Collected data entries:
━━━━━━━━━━━━━━━━

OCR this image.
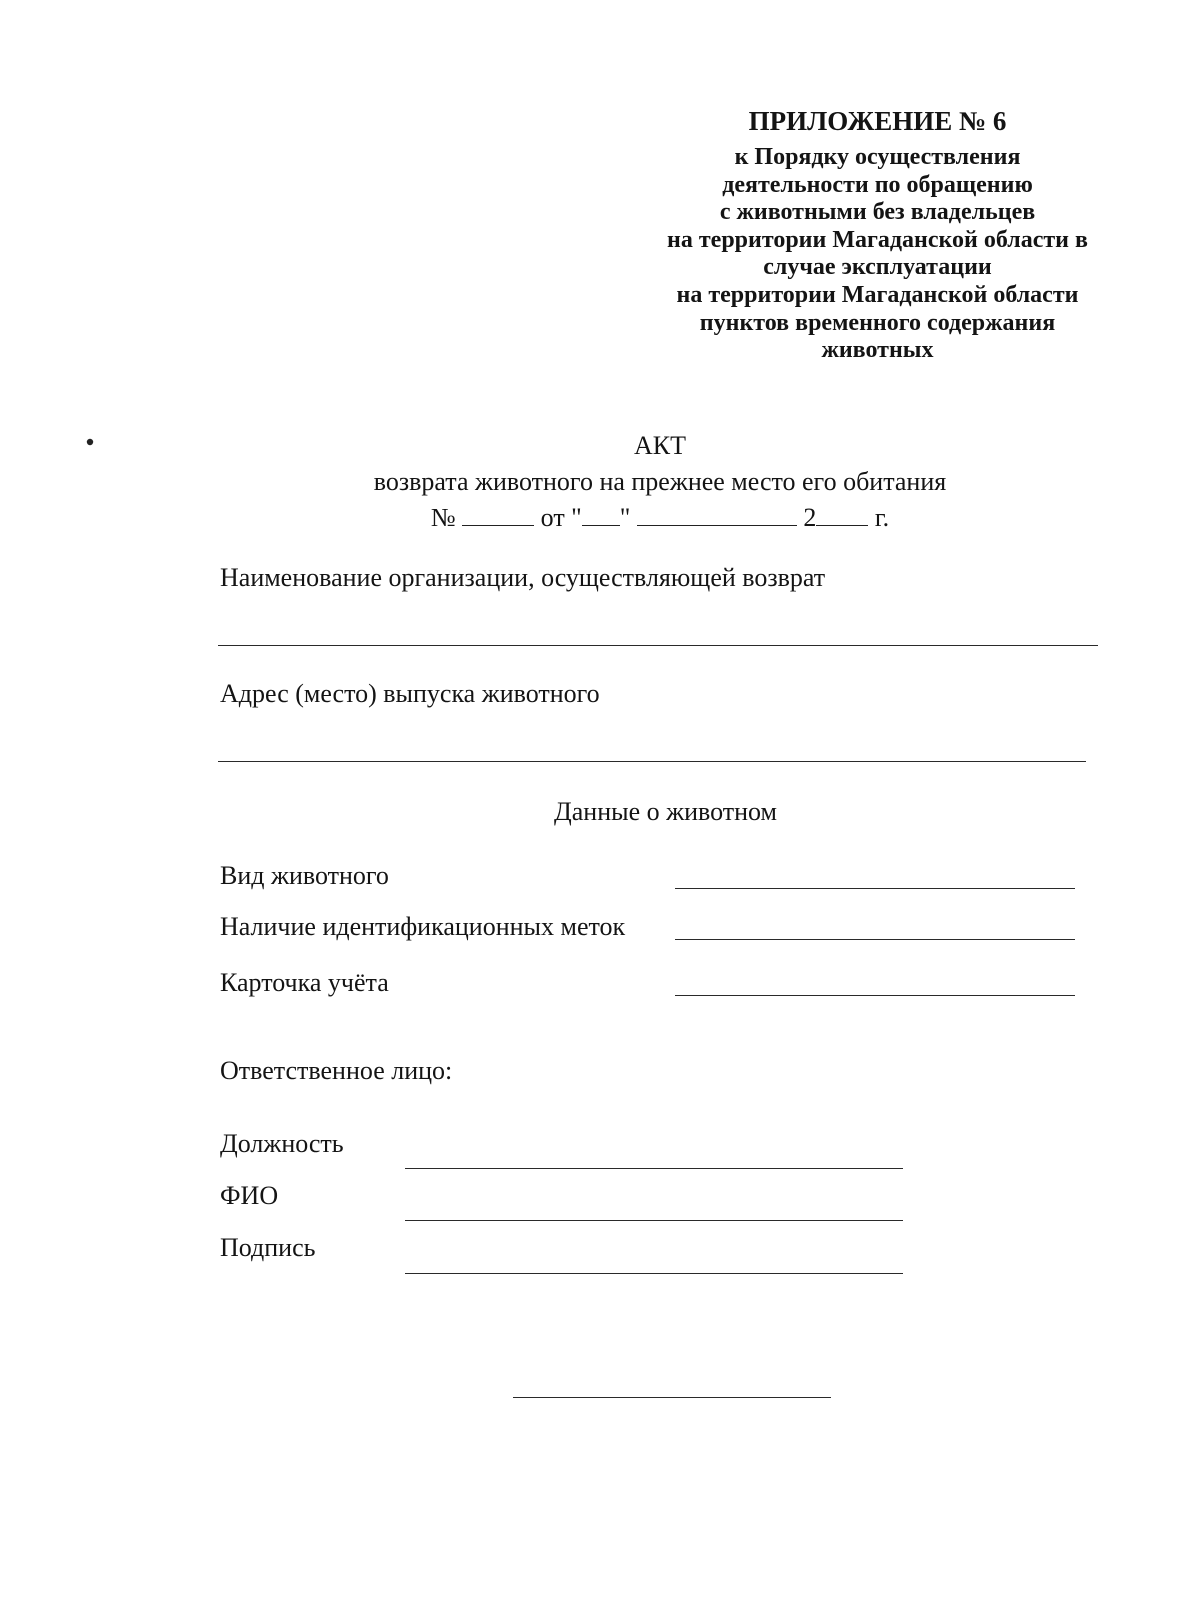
ПРИЛОЖЕНИЕ № 6
к Порядку осуществления
деятельности по обращению
с животными без владельцев
на территории Магаданской области в
случае эксплуатации
на территории Магаданской области
пунктов временного содержания
животных
АКТ
возврата животного на прежнее место его обитания
№	от " "	2 г.
Наименование организации, осуществляющей возврат
Адрес (место) выпуска животного
Данные о животном
Вид животного
Наличие идентификационных меток
Карточка учёта
Ответственное лицо:
Должность
ФИО
Подпись
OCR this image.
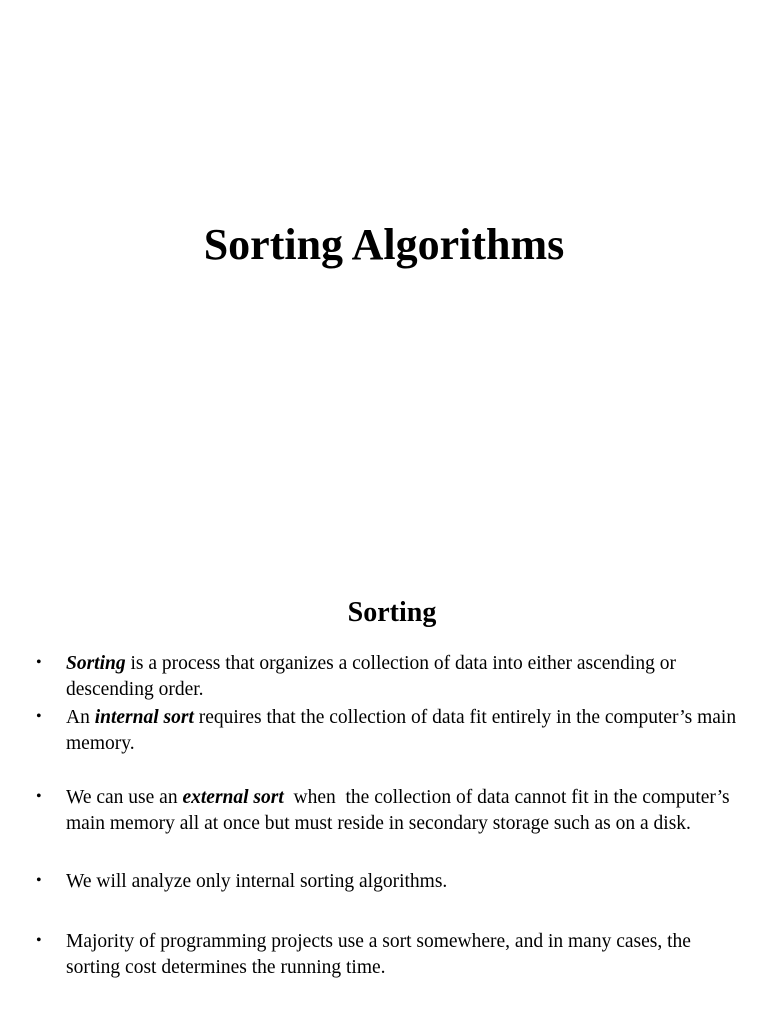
Sorting Algorithms
Sorting
• Sorting is a process that organizes a collection of data into either ascending or descending order.
• An internal sort requires that the collection of data fit entirely in the computer’s main memory.
• We can use an external sort  when  the collection of data cannot fit in the computer’s main memory all at once but must reside in secondary storage such as on a disk.
• We will analyze only internal sorting algorithms.
• Majority of programming projects use a sort somewhere, and in many cases, the sorting cost determines the running time.
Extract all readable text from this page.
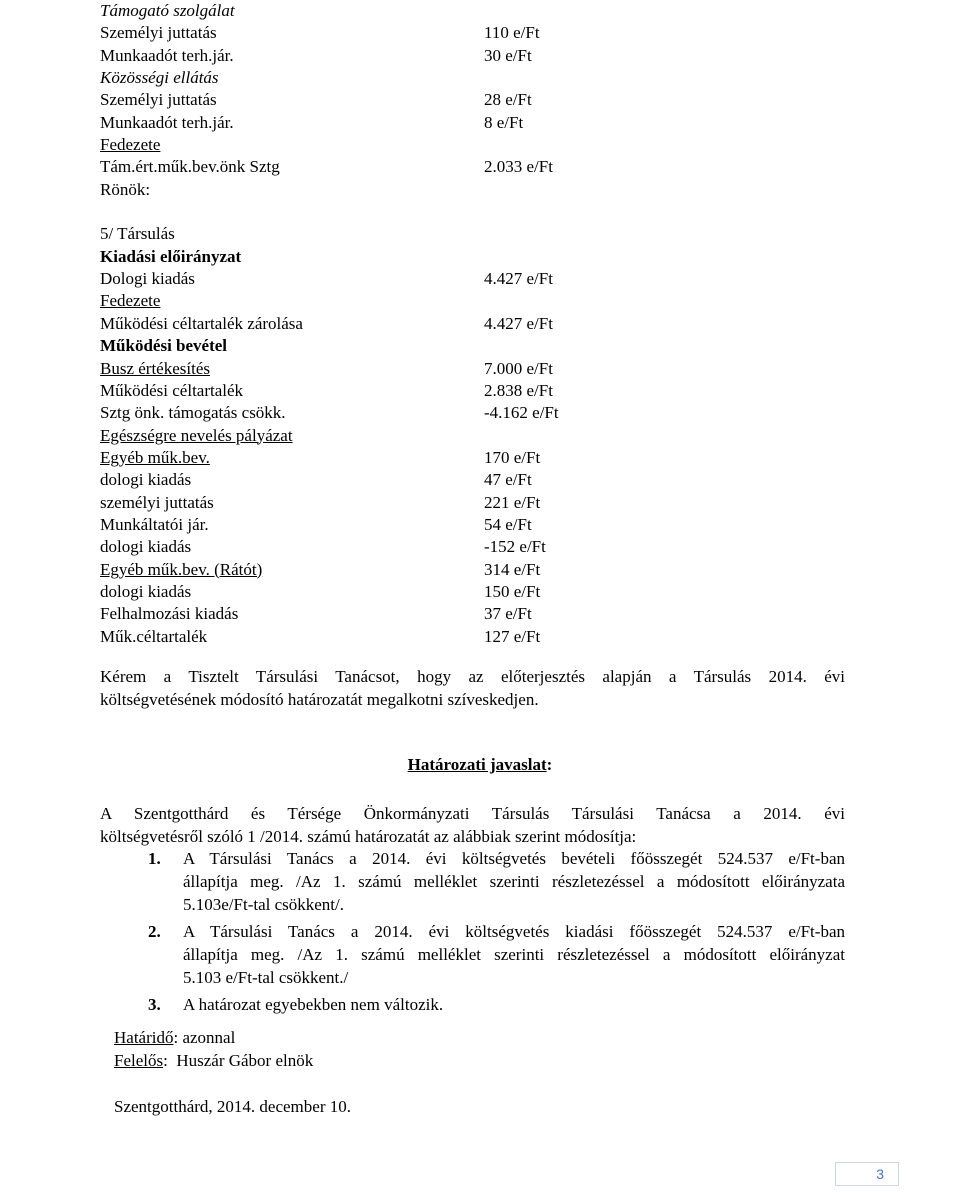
Támogató szolgálat
Személyi juttatás	110 e/Ft
Munkaadót terh.jár.	30 e/Ft
Közösségi ellátás
Személyi juttatás	28 e/Ft
Munkaadót terh.jár.	8 e/Ft
Fedezete
Tám.ért.műk.bev.önk Sztg	2.033 e/Ft
Rönök:
5/ Társulás
Kiadási előirányzat
Dologi kiadás	4.427 e/Ft
Fedezete
Működési céltartalék zárolása	4.427 e/Ft
Működési bevétel
Busz értékesítés	7.000 e/Ft
Működési céltartalék	2.838 e/Ft
Sztg önk. támogatás csökk.	-4.162 e/Ft
Egészségre nevelés pályázat
Egyéb műk.bev.	170 e/Ft
dologi kiadás	47 e/Ft
személyi juttatás	221 e/Ft
Munkáltatói jár.	54 e/Ft
dologi kiadás	-152 e/Ft
Egyéb műk.bev. (Rátót)	314 e/Ft
dologi kiadás	150 e/Ft
Felhalmozási kiadás	37 e/Ft
Műk.céltartalék	127 e/Ft
Kérem a Tisztelt Társulási Tanácsot, hogy az előterjesztés alapján a Társulás 2014. évi
költségvetésének módosító határozatát megalkotni szíveskedjen.
Határozati javaslat:
A Szentgotthárd és Térsége Önkormányzati Társulás Társulási Tanácsa a 2014. évi
költségvetésről szóló 1 /2014. számú határozatát az alábbiak szerint módosítja:
1. A Társulási Tanács a 2014. évi költségvetés bevételi főösszegét 524.537 e/Ft-ban
állapítja meg. /Az 1. számú melléklet szerinti részletezéssel a módosított előirányzata
5.103e/Ft-tal csökkent/.
2. A Társulási Tanács a 2014. évi költségvetés kiadási főösszegét 524.537 e/Ft-ban
állapítja meg. /Az 1. számú melléklet szerinti részletezéssel a módosított előirányzat
5.103 e/Ft-tal csökkent./
3. A határozat egyebekben nem változik.
Határidő: azonnal
Felelős:  Huszár Gábor elnök
Szentgotthárd, 2014. december 10.
3
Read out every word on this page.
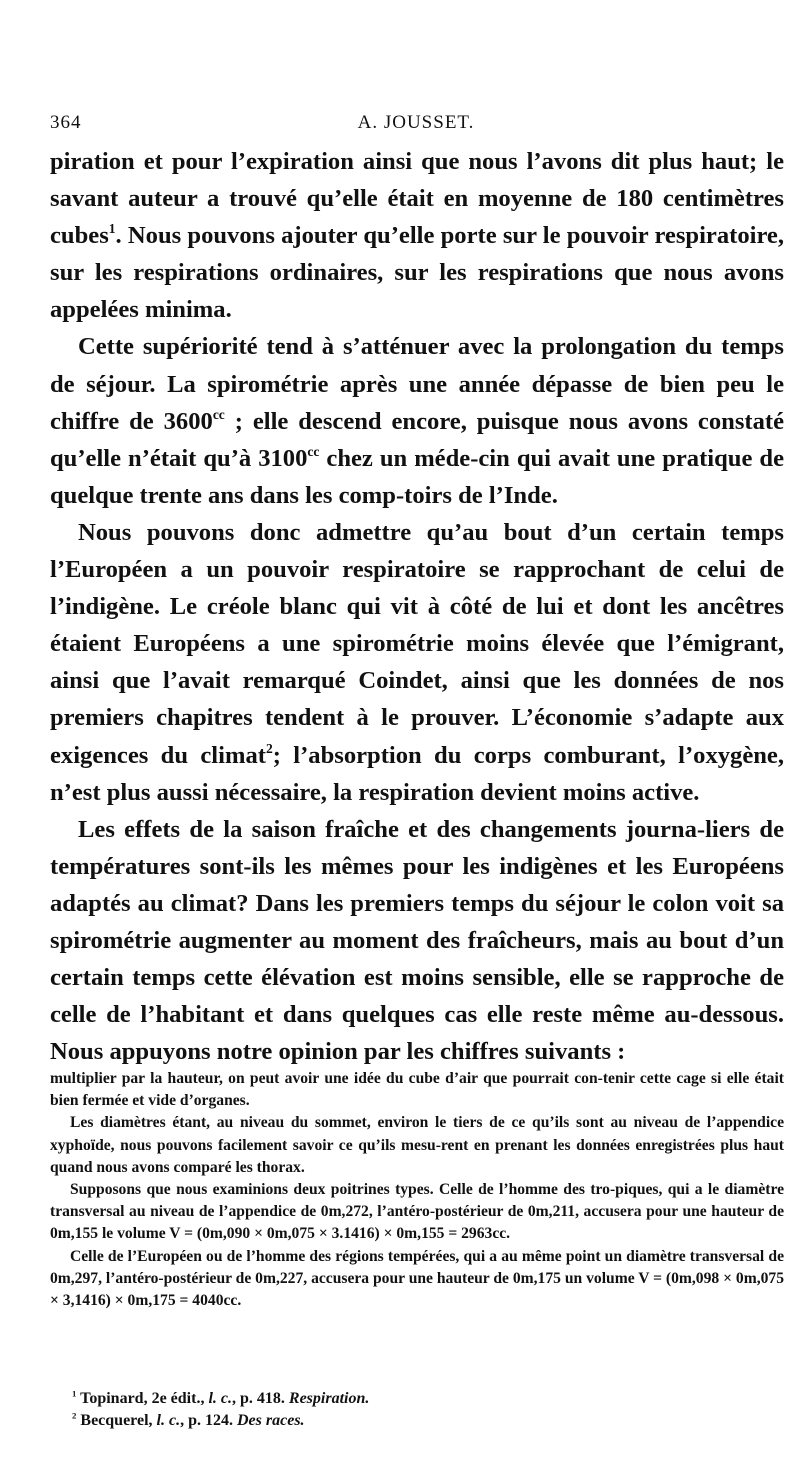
364	A. JOUSSET.

piration et pour l’expiration ainsi que nous l’avons dit plus haut; le savant auteur a trouvé qu’elle était en moyenne de 180 centimètres cubes$^1$. Nous pouvons ajouter qu’elle porte sur le pouvoir respiratoire, sur les respirations ordinaires, sur les respirations que nous avons appelées minima.

Cette supériorité tend à s’atténuer avec la prolongation du temps de séjour. La spirométrie après une année dépasse de bien peu le chiffre de $3600^{cc}$ ; elle descend encore, puisque nous avons constaté qu’elle n’était qu’à $3100^{cc}$ chez un méde-cin qui avait une pratique de quelque trente ans dans les comp-toirs de l’Inde.

Nous pouvons donc admettre qu’au bout d’un certain temps l’Européen a un pouvoir respiratoire se rapprochant de celui de l’indigène. Le créole blanc qui vit à côté de lui et dont les ancêtres étaient Européens a une spirométrie moins élevée que l’émigrant, ainsi que l’avait remarqué Coindet, ainsi que les données de nos premiers chapitres tendent à le prouver. L’économie s’adapte aux exigences du climat$^2$; l’absorption du corps comburant, l’oxygène, n’est plus aussi nécessaire, la respiration devient moins active.

Les effets de la saison fraîche et des changements journa-liers de températures sont-ils les mêmes pour les indigènes et les Européens adaptés au climat? Dans les premiers temps du séjour le colon voit sa spirométrie augmenter au moment des fraîcheurs, mais au bout d’un certain temps cette élévation est moins sensible, elle se rapproche de celle de l’habitant et dans quelques cas elle reste même au-dessous. Nous appuyons notre opinion par les chiffres suivants :

multiplier par la hauteur, on peut avoir une idée du cube d’air que pourrait con-tenir cette cage si elle était bien fermée et vide d’organes.

Les diamètres étant, au niveau du sommet, environ le tiers de ce qu’ils sont au niveau de l’appendice xyphoïde, nous pouvons facilement savoir ce qu’ils mesu-rent en prenant les données enregistrées plus haut quand nous avons comparé les thorax.

Supposons que nous examinions deux poitrines types. Celle de l’homme des tro-piques, qui a le diamètre transversal au niveau de l’appendice de 0m,272, l’antéro-postérieur de 0m,211, accusera pour une hauteur de 0m,155 le volume V = (0m,090 × 0m,075 × 3.1416) × 0m,155 = 2963cc.

Celle de l’Européen ou de l’homme des régions tempérées, qui a au même point un diamètre transversal de 0m,297, l’antéro-postérieur de 0m,227, accusera pour une hauteur de 0m,175 un volume V = (0m,098 × 0m,075 × 3,1416) × 0m,175 = 4040cc.

$^1$ Topinard, 2e édit., l. c., p. 418. Respiration.

$^2$ Becquerel, l. c., p. 124. Des races.
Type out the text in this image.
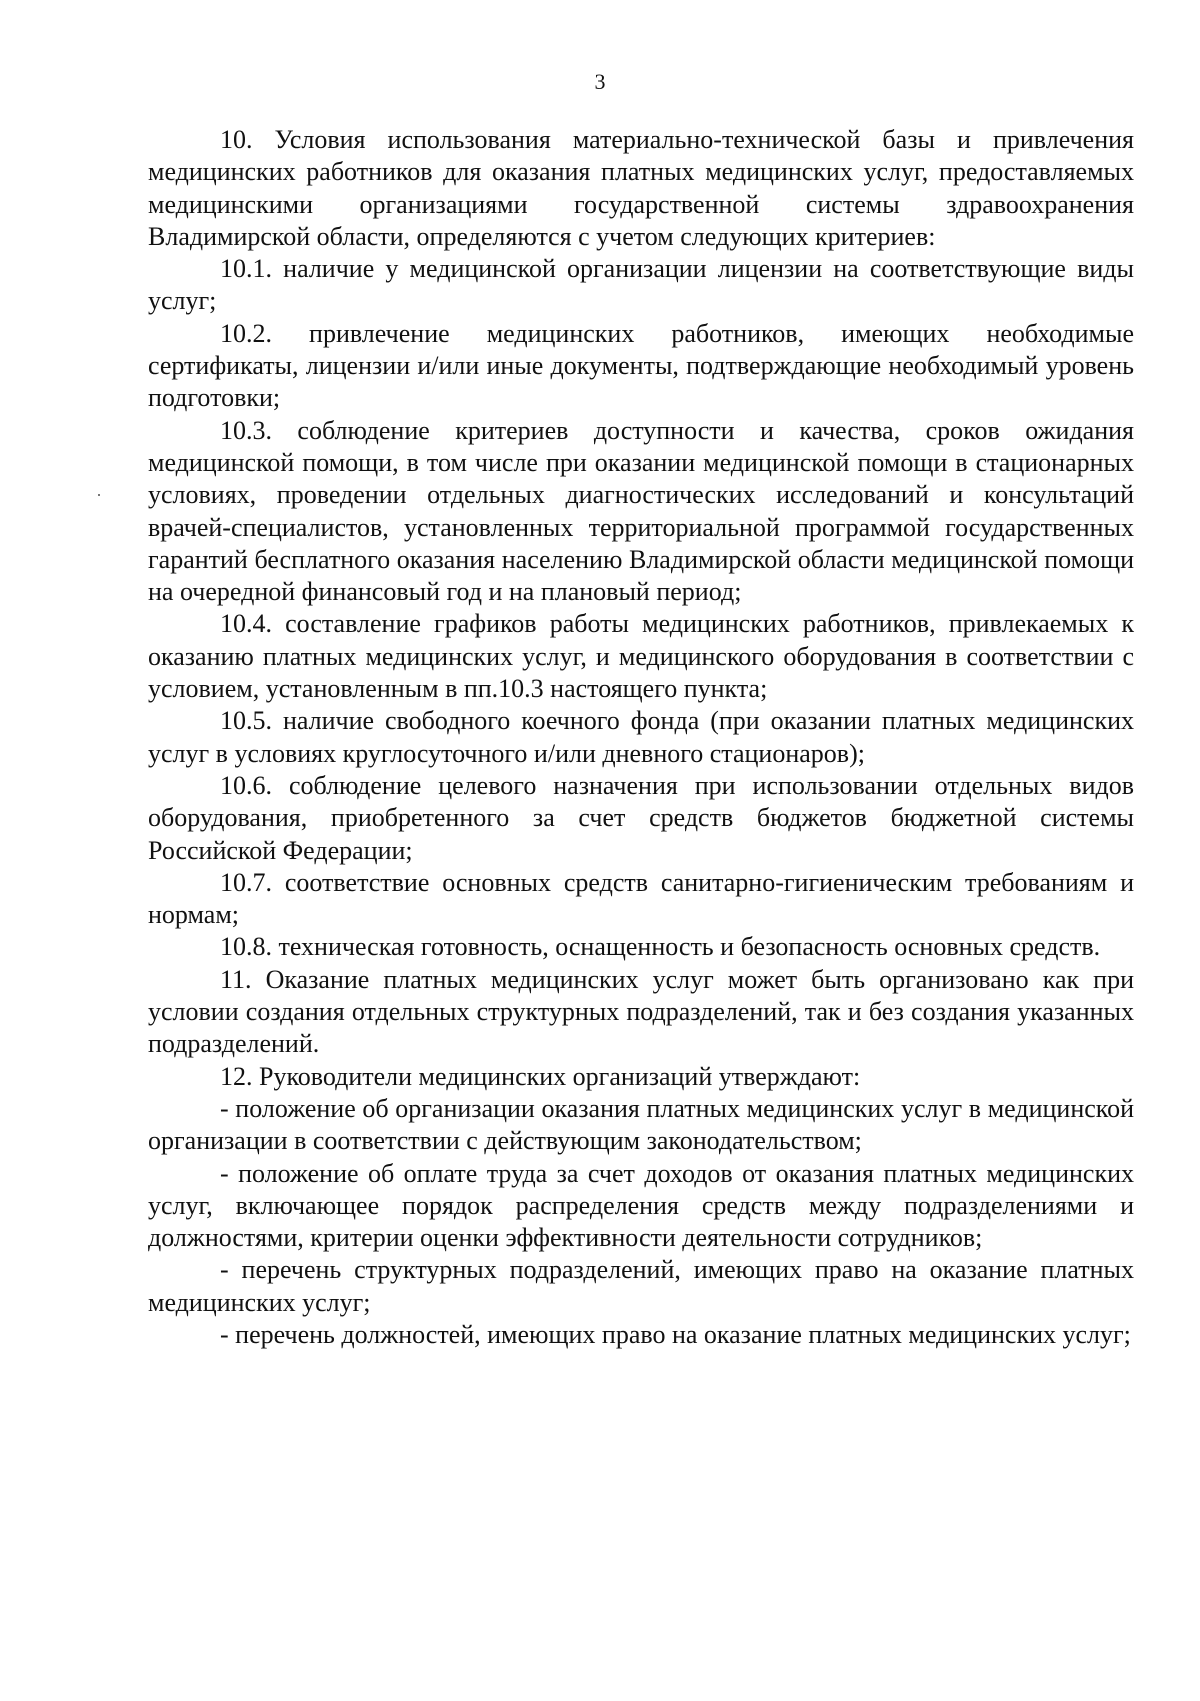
3

10. Условия использования материально-технической базы и привлечения медицинских работников для оказания платных медицинских услуг, предоставляемых медицинскими организациями государственной системы здравоохранения Владимирской области, определяются с учетом следующих критериев:

10.1. наличие у медицинской организации лицензии на соответствующие виды услуг;

10.2. привлечение медицинских работников, имеющих необходимые сертификаты, лицензии и/или иные документы, подтверждающие необходимый уровень подготовки;

10.3. соблюдение критериев доступности и качества, сроков ожидания медицинской помощи, в том числе при оказании медицинской помощи в стационарных условиях, проведении отдельных диагностических исследований и консультаций врачей-специалистов, установленных территориальной программой государственных гарантий бесплатного оказания населению Владимирской области медицинской помощи на очередной финансовый год и на плановый период;

10.4. составление графиков работы медицинских работников, привлекаемых к оказанию платных медицинских услуг, и медицинского оборудования в соответствии с условием, установленным в пп.10.3 настоящего пункта;

10.5. наличие свободного коечного фонда (при оказании платных медицинских услуг в условиях круглосуточного и/или дневного стационаров);

10.6. соблюдение целевого назначения при использовании отдельных видов оборудования, приобретенного за счет средств бюджетов бюджетной системы Российской Федерации;

10.7. соответствие основных средств санитарно-гигиеническим требованиям и нормам;

10.8. техническая готовность, оснащенность и безопасность основных средств.

11. Оказание платных медицинских услуг может быть организовано как при условии создания отдельных структурных подразделений, так и без создания указанных подразделений.

12. Руководители медицинских организаций утверждают:

- положение об организации оказания платных медицинских услуг в медицинской организации в соответствии с действующим законодательством;

- положение об оплате труда за счет доходов от оказания платных медицинских услуг, включающее порядок распределения средств между подразделениями и должностями, критерии оценки эффективности деятельности сотрудников;

- перечень структурных подразделений, имеющих право на оказание платных медицинских услуг;

- перечень должностей, имеющих право на оказание платных медицинских услуг;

━━━━━━━━━━━━━━━━

Directive:
State how many lines of the records above contain the word "основных", giving only that number.

Task result:
2